Record excerpts:
________________
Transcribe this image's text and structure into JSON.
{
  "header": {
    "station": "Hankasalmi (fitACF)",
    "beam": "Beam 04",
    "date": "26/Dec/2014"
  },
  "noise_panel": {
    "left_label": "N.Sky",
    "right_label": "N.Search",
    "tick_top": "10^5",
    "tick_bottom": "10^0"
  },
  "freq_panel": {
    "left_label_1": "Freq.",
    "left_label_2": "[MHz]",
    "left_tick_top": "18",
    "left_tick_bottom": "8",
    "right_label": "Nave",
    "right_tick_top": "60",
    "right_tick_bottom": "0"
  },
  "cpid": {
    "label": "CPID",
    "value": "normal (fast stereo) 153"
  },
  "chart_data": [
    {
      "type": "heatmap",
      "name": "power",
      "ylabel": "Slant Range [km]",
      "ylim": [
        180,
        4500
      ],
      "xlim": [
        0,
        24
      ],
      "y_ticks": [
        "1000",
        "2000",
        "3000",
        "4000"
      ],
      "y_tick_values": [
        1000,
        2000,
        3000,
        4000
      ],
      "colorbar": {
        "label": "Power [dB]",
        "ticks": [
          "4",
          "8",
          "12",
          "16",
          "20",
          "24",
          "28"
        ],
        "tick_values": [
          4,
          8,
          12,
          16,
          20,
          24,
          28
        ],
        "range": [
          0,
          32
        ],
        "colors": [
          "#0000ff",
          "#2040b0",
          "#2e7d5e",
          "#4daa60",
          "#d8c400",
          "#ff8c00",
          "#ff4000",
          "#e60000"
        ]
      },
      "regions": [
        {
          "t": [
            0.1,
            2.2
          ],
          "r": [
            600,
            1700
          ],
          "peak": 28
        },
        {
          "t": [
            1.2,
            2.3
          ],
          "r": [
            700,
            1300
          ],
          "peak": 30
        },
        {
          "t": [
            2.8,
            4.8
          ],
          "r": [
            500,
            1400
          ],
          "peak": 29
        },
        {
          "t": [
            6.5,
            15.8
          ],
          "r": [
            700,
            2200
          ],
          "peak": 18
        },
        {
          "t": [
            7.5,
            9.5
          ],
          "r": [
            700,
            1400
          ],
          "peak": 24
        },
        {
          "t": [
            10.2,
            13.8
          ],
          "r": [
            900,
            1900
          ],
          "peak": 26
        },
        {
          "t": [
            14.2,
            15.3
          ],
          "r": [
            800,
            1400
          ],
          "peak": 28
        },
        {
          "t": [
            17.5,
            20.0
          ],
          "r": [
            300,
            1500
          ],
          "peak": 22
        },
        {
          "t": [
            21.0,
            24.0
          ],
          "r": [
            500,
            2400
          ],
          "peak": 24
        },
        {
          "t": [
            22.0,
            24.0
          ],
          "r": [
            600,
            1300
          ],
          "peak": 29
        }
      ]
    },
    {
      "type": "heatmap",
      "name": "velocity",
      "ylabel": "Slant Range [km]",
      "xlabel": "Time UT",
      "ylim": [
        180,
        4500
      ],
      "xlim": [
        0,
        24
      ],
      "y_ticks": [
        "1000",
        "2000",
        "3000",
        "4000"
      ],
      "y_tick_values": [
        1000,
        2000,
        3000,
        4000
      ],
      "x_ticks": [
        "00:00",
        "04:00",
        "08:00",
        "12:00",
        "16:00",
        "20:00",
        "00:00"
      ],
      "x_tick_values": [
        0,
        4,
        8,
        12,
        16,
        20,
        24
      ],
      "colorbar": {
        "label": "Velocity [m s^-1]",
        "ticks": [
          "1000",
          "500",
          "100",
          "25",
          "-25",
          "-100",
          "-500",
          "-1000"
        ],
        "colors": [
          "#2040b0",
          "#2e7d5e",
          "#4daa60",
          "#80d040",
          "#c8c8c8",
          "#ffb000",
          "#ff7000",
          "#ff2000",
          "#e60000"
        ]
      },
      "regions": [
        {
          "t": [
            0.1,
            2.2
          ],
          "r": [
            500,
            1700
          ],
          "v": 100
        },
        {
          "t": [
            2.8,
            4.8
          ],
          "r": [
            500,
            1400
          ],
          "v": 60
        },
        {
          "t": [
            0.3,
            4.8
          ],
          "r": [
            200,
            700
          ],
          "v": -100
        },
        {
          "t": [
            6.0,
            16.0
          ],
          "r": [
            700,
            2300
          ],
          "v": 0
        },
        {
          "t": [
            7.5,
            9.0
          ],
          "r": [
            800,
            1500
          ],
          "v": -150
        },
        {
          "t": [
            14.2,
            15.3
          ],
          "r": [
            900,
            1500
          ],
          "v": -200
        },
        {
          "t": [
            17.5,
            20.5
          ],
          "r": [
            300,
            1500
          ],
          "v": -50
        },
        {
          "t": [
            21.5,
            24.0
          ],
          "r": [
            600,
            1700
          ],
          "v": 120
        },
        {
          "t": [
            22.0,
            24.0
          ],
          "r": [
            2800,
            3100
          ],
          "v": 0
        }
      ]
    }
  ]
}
________________
Set problem: Return the material exactly as it stands.

Response to this task:
Transcribe this image's text and structure into JSON.
{
  "header": {
    "station": "Hankasalmi (fitACF)",
    "beam": "Beam 04",
    "date": "26/Dec/2014"
  },
  "noise_panel": {
    "left_label": "N.Sky",
    "right_label": "N.Search",
    "tick_top": "10^5",
    "tick_bottom": "10^0"
  },
  "freq_panel": {
    "left_label_1": "Freq.",
    "left_label_2": "[MHz]",
    "left_tick_top": "18",
    "left_tick_bottom": "8",
    "right_label": "Nave",
    "right_tick_top": "60",
    "right_tick_bottom": "0"
  },
  "cpid": {
    "label": "CPID",
    "value": "normal (fast stereo) 153"
  },
  "chart_data": [
    {
      "type": "heatmap",
      "name": "power",
      "ylabel": "Slant Range [km]",
      "ylim": [
        180,
        4500
      ],
      "xlim": [
        0,
        24
      ],
      "y_ticks": [
        "1000",
        "2000",
        "3000",
        "4000"
      ],
      "y_tick_values": [
        1000,
        2000,
        3000,
        4000
      ],
      "colorbar": {
        "label": "Power [dB]",
        "ticks": [
          "4",
          "8",
          "12",
          "16",
          "20",
          "24",
          "28"
        ],
        "tick_values": [
          4,
          8,
          12,
          16,
          20,
          24,
          28
        ],
        "range": [
          0,
          32
        ],
        "colors": [
          "#0000ff",
          "#2040b0",
          "#2e7d5e",
          "#4daa60",
          "#d8c400",
          "#ff8c00",
          "#ff4000",
          "#e60000"
        ]
      },
      "regions": [
        {
          "t": [
            0.1,
            2.2
          ],
          "r": [
            600,
            1700
          ],
          "peak": 28
        },
        {
          "t": [
            1.2,
            2.3
          ],
          "r": [
            700,
            1300
          ],
          "peak": 30
        },
        {
          "t": [
            2.8,
            4.8
          ],
          "r": [
            500,
            1400
          ],
          "peak": 29
        },
        {
          "t": [
            6.5,
            15.8
          ],
          "r": [
            700,
            2200
          ],
          "peak": 18
        },
        {
          "t": [
            7.5,
            9.5
          ],
          "r": [
            700,
            1400
          ],
          "peak": 24
        },
        {
          "t": [
            10.2,
            13.8
          ],
          "r": [
            900,
            1900
          ],
          "peak": 26
        },
        {
          "t": [
            14.2,
            15.3
          ],
          "r": [
            800,
            1400
          ],
          "peak": 28
        },
        {
          "t": [
            17.5,
            20.0
          ],
          "r": [
            300,
            1500
          ],
          "peak": 22
        },
        {
          "t": [
            21.0,
            24.0
          ],
          "r": [
            500,
            2400
          ],
          "peak": 24
        },
        {
          "t": [
            22.0,
            24.0
          ],
          "r": [
            600,
            1300
          ],
          "peak": 29
        }
      ]
    },
    {
      "type": "heatmap",
      "name": "velocity",
      "ylabel": "Slant Range [km]",
      "xlabel": "Time UT",
      "ylim": [
        180,
        4500
      ],
      "xlim": [
        0,
        24
      ],
      "y_ticks": [
        "1000",
        "2000",
        "3000",
        "4000"
      ],
      "y_tick_values": [
        1000,
        2000,
        3000,
        4000
      ],
      "x_ticks": [
        "00:00",
        "04:00",
        "08:00",
        "12:00",
        "16:00",
        "20:00",
        "00:00"
      ],
      "x_tick_values": [
        0,
        4,
        8,
        12,
        16,
        20,
        24
      ],
      "colorbar": {
        "label": "Velocity [m s^-1]",
        "ticks": [
          "1000",
          "500",
          "100",
          "25",
          "-25",
          "-100",
          "-500",
          "-1000"
        ],
        "colors": [
          "#2040b0",
          "#2e7d5e",
          "#4daa60",
          "#80d040",
          "#c8c8c8",
          "#ffb000",
          "#ff7000",
          "#ff2000",
          "#e60000"
        ]
      },
      "regions": [
        {
          "t": [
            0.1,
            2.2
          ],
          "r": [
            500,
            1700
          ],
          "v": 100
        },
        {
          "t": [
            2.8,
            4.8
          ],
          "r": [
            500,
            1400
          ],
          "v": 60
        },
        {
          "t": [
            0.3,
            4.8
          ],
          "r": [
            200,
            700
          ],
          "v": -100
        },
        {
          "t": [
            6.0,
            16.0
          ],
          "r": [
            700,
            2300
          ],
          "v": 0
        },
        {
          "t": [
            7.5,
            9.0
          ],
          "r": [
            800,
            1500
          ],
          "v": -150
        },
        {
          "t": [
            14.2,
            15.3
          ],
          "r": [
            900,
            1500
          ],
          "v": -200
        },
        {
          "t": [
            17.5,
            20.5
          ],
          "r": [
            300,
            1500
          ],
          "v": -50
        },
        {
          "t": [
            21.5,
            24.0
          ],
          "r": [
            600,
            1700
          ],
          "v": 120
        },
        {
          "t": [
            22.0,
            24.0
          ],
          "r": [
            2800,
            3100
          ],
          "v": 0
        }
      ]
    }
  ]
}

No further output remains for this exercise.